-- start of Records supplied --

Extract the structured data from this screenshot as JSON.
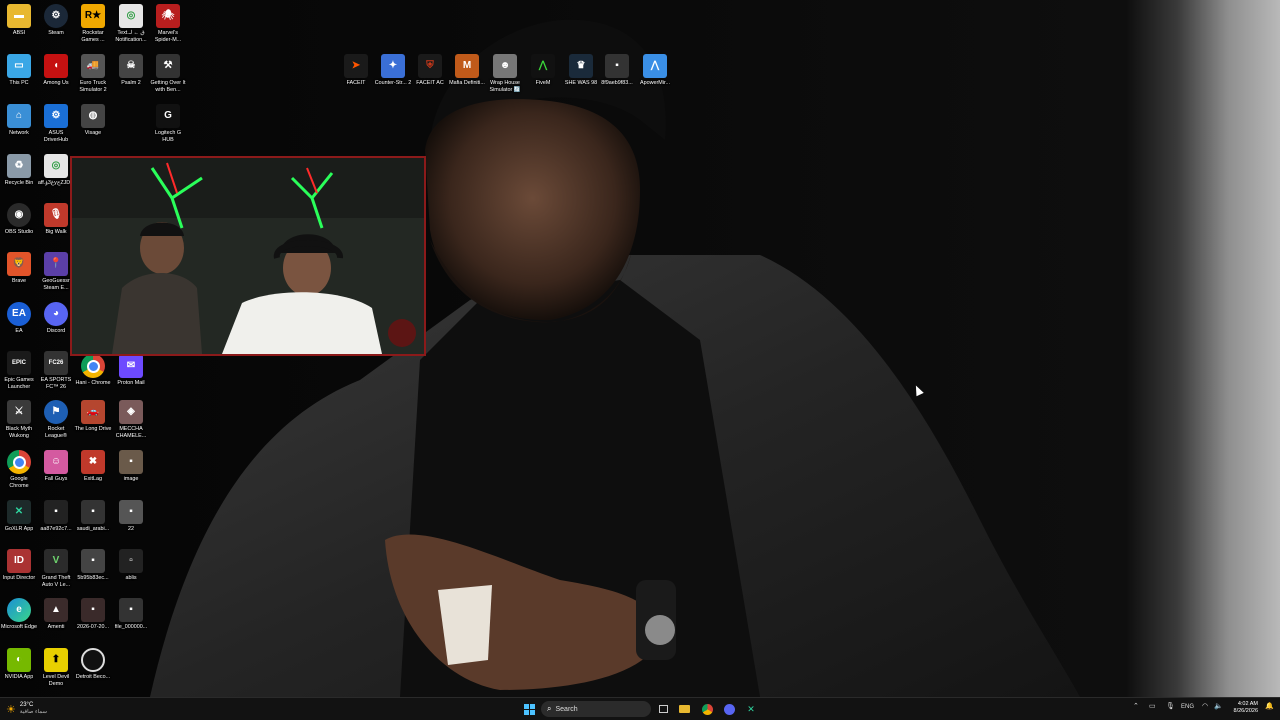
{
  "desktop_icons_col1": [
    {
      "label": "ABSI",
      "icon": "folder-icon",
      "color": "#e8b830"
    },
    {
      "label": "This PC",
      "icon": "monitor-icon",
      "color": "#3aa7e6"
    },
    {
      "label": "Network",
      "icon": "network-icon",
      "color": "#3a8fd6"
    },
    {
      "label": "Recycle Bin",
      "icon": "recycle-bin-icon",
      "color": "#8a9aa8"
    },
    {
      "label": "OBS Studio",
      "icon": "obs-icon",
      "color": "#2a2a2a"
    },
    {
      "label": "Brave",
      "icon": "brave-icon",
      "color": "#e2542a"
    },
    {
      "label": "EA",
      "icon": "ea-icon",
      "color": "#1a5fd6"
    },
    {
      "label": "Epic Games Launcher",
      "icon": "epic-games-icon",
      "color": "#1a1a1a"
    },
    {
      "label": "Black Myth Wukong",
      "icon": "black-myth-icon",
      "color": "#3a3a3a"
    },
    {
      "label": "Google Chrome",
      "icon": "chrome-icon",
      "color": "#2f9e44"
    },
    {
      "label": "GoXLR App",
      "icon": "goxlr-icon",
      "color": "#1d2a2a"
    },
    {
      "label": "Input Director",
      "icon": "input-director-icon",
      "color": "#a33"
    },
    {
      "label": "Microsoft Edge",
      "icon": "edge-icon",
      "color": "#1a8fd6"
    },
    {
      "label": "NVIDIA App",
      "icon": "nvidia-icon",
      "color": "#76b900"
    }
  ],
  "desktop_icons_col2": [
    {
      "label": "Steam",
      "icon": "steam-icon",
      "color": "#1b2838"
    },
    {
      "label": "Among Us",
      "icon": "among-us-icon",
      "color": "#c51111"
    },
    {
      "label": "ASUS DriverHub",
      "icon": "asus-icon",
      "color": "#1a6fd6"
    },
    {
      "label": "aff.غ3ؤyجZJDD",
      "icon": "chrome-shortcut-icon",
      "color": "#2f9e44"
    },
    {
      "label": "Big Walk",
      "icon": "big-walk-icon",
      "color": "#c0392b"
    },
    {
      "label": "GeoGuessr Steam E...",
      "icon": "geoguessr-icon",
      "color": "#5b3fa8"
    },
    {
      "label": "Discord",
      "icon": "discord-icon",
      "color": "#5865f2"
    },
    {
      "label": "EA SPORTS FC™ 26",
      "icon": "ea-fc-icon",
      "color": "#333"
    },
    {
      "label": "Rocket League®",
      "icon": "rocket-league-icon",
      "color": "#1e5fb4"
    },
    {
      "label": "Fall Guys",
      "icon": "fall-guys-icon",
      "color": "#d45aa0"
    },
    {
      "label": "aa87e92c7...",
      "icon": "image-file-icon",
      "color": "#222"
    },
    {
      "label": "Grand Theft Auto V Le...",
      "icon": "gta-icon",
      "color": "#2b2b2b"
    },
    {
      "label": "Amenti",
      "icon": "amenti-icon",
      "color": "#3b2b2b"
    },
    {
      "label": "Level Devil Demo",
      "icon": "level-devil-icon",
      "color": "#e8d000"
    }
  ],
  "desktop_icons_col3": [
    {
      "label": "Rockstar Games ...",
      "icon": "rockstar-icon",
      "color": "#f0a800"
    },
    {
      "label": "Euro Truck Simulator 2",
      "icon": "euro-truck-icon",
      "color": "#555"
    },
    {
      "label": "Visage",
      "icon": "visage-icon",
      "color": "#444"
    },
    {
      "label": "Hani - Chrome",
      "icon": "chrome-profile-icon",
      "color": "#2f9e44"
    },
    {
      "label": "The Long Drive",
      "icon": "long-drive-icon",
      "color": "#b5462f"
    },
    {
      "label": "ExitLag",
      "icon": "exitlag-icon",
      "color": "#c0392b"
    },
    {
      "label": "saudi_arabi...",
      "icon": "image-file-icon",
      "color": "#333"
    },
    {
      "label": "5b95b83ec...",
      "icon": "image-file-icon",
      "color": "#444"
    },
    {
      "label": "2026-07-20...",
      "icon": "image-file-icon",
      "color": "#3a2a2a"
    },
    {
      "label": "Detroit Beco...",
      "icon": "detroit-icon",
      "color": "#111"
    }
  ],
  "desktop_icons_col4": [
    {
      "label": "Marvel's Spider-M...",
      "icon": "spiderman-icon",
      "color": "#b81e1e"
    },
    {
      "label": "Psalm 2",
      "icon": "skull-icon",
      "color": "#444"
    },
    {
      "label": "Getting Over It with Ben...",
      "icon": "getting-over-it-icon",
      "color": "#333"
    },
    {
      "label": "Logitech G HUB",
      "icon": "logitech-icon",
      "color": "#111"
    },
    {
      "label": "Text.ق ← لـ Notification...",
      "icon": "chrome-shortcut-icon",
      "color": "#2f9e44"
    },
    {
      "label": "Proton Mail",
      "icon": "proton-mail-icon",
      "color": "#6d4aff"
    },
    {
      "label": "MECCHA CHAMELE...",
      "icon": "meccha-icon",
      "color": "#7a5a5a"
    },
    {
      "label": "image",
      "icon": "image-file-icon",
      "color": "#6a5a4a"
    },
    {
      "label": "22",
      "icon": "image-file-icon",
      "color": "#555"
    },
    {
      "label": "ablis",
      "icon": "file-icon",
      "color": "#222"
    },
    {
      "label": "file_000000...",
      "icon": "image-file-icon",
      "color": "#333"
    }
  ],
  "top_row_icons": [
    {
      "label": "FACEIT",
      "icon": "faceit-icon",
      "color": "#ff5500"
    },
    {
      "label": "Counter-Str... 2",
      "icon": "cs2-icon",
      "color": "#3a6fd6"
    },
    {
      "label": "FACEIT AC",
      "icon": "faceit-ac-icon",
      "color": "#d13a1a"
    },
    {
      "label": "Mafia Definiti...",
      "icon": "mafia-icon",
      "color": "#c05a1a"
    },
    {
      "label": "Wrap House Simulator 🔄",
      "icon": "wrap-house-icon",
      "color": "#777"
    },
    {
      "label": "FiveM",
      "icon": "fivem-icon",
      "color": "#111"
    },
    {
      "label": "SHE WAS 98",
      "icon": "she-was-98-icon",
      "color": "#1a2a3a"
    },
    {
      "label": "8f9aeb9f83...",
      "icon": "image-file-icon",
      "color": "#333"
    },
    {
      "label": "ApowerMir...",
      "icon": "apowermirror-icon",
      "color": "#3a8fe6"
    }
  ],
  "taskbar": {
    "weather_temp": "23°C",
    "weather_desc": "سماء صافية",
    "search_label": "Search",
    "lang": "ENG",
    "time": "4:02 AM",
    "date": "8/26/2026"
  }
}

-- end of Records supplied --

Tally the lines in the records above that contain the word "Simulator", and give only that number.

2